The records below need retyping in full; give them again exactly.

--- Begin MATERIAL ---

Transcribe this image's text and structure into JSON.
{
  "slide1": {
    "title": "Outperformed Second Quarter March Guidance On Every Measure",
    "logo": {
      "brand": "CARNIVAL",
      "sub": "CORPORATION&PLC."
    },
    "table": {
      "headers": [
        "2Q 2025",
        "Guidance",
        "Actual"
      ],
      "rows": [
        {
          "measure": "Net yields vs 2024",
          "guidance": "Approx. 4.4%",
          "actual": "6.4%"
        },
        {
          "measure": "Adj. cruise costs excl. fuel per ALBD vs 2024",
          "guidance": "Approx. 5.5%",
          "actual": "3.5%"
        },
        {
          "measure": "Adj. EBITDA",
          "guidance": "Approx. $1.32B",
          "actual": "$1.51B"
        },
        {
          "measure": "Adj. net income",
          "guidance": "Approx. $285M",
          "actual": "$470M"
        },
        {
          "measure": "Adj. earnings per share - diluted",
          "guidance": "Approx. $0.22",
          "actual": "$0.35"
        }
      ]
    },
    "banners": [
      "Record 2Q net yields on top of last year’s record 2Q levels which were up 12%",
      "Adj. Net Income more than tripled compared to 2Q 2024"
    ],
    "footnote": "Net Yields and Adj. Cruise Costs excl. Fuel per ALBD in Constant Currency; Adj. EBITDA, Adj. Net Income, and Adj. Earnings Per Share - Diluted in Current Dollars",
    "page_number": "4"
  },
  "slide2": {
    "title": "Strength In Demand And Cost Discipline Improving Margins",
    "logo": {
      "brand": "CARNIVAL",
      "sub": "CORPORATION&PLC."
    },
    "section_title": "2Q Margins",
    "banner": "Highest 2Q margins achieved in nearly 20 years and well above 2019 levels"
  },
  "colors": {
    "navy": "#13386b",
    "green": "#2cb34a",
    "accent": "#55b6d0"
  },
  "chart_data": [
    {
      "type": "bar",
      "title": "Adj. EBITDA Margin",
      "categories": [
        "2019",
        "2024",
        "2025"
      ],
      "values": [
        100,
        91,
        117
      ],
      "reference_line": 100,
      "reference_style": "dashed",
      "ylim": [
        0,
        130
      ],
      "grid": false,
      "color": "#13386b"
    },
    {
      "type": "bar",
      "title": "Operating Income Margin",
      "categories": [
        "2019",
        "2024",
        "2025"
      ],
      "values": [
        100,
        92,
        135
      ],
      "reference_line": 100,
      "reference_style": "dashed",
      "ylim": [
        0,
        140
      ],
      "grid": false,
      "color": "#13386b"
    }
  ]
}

--- End MATERIAL ---

▶ [TASK SOLUTION]:
Transcribe this image's text and structure into JSON.
{
  "slide1": {
    "title": "Outperformed Second Quarter March Guidance On Every Measure",
    "logo": {
      "brand": "CARNIVAL",
      "sub": "CORPORATION&PLC."
    },
    "table": {
      "headers": [
        "2Q 2025",
        "Guidance",
        "Actual"
      ],
      "rows": [
        {
          "measure": "Net yields vs 2024",
          "guidance": "Approx. 4.4%",
          "actual": "6.4%"
        },
        {
          "measure": "Adj. cruise costs excl. fuel per ALBD vs 2024",
          "guidance": "Approx. 5.5%",
          "actual": "3.5%"
        },
        {
          "measure": "Adj. EBITDA",
          "guidance": "Approx. $1.32B",
          "actual": "$1.51B"
        },
        {
          "measure": "Adj. net income",
          "guidance": "Approx. $285M",
          "actual": "$470M"
        },
        {
          "measure": "Adj. earnings per share - diluted",
          "guidance": "Approx. $0.22",
          "actual": "$0.35"
        }
      ]
    },
    "banners": [
      "Record 2Q net yields on top of last year’s record 2Q levels which were up 12%",
      "Adj. Net Income more than tripled compared to 2Q 2024"
    ],
    "footnote": "Net Yields and Adj. Cruise Costs excl. Fuel per ALBD in Constant Currency; Adj. EBITDA, Adj. Net Income, and Adj. Earnings Per Share - Diluted in Current Dollars",
    "page_number": "4"
  },
  "slide2": {
    "title": "Strength In Demand And Cost Discipline Improving Margins",
    "logo": {
      "brand": "CARNIVAL",
      "sub": "CORPORATION&PLC."
    },
    "section_title": "2Q Margins",
    "banner": "Highest 2Q margins achieved in nearly 20 years and well above 2019 levels"
  },
  "colors": {
    "navy": "#13386b",
    "green": "#2cb34a",
    "accent": "#55b6d0"
  },
  "chart_data": [
    {
      "type": "bar",
      "title": "Adj. EBITDA Margin",
      "categories": [
        "2019",
        "2024",
        "2025"
      ],
      "values": [
        100,
        91,
        117
      ],
      "reference_line": 100,
      "reference_style": "dashed",
      "ylim": [
        0,
        130
      ],
      "grid": false,
      "color": "#13386b"
    },
    {
      "type": "bar",
      "title": "Operating Income Margin",
      "categories": [
        "2019",
        "2024",
        "2025"
      ],
      "values": [
        100,
        92,
        135
      ],
      "reference_line": 100,
      "reference_style": "dashed",
      "ylim": [
        0,
        140
      ],
      "grid": false,
      "color": "#13386b"
    }
  ]
}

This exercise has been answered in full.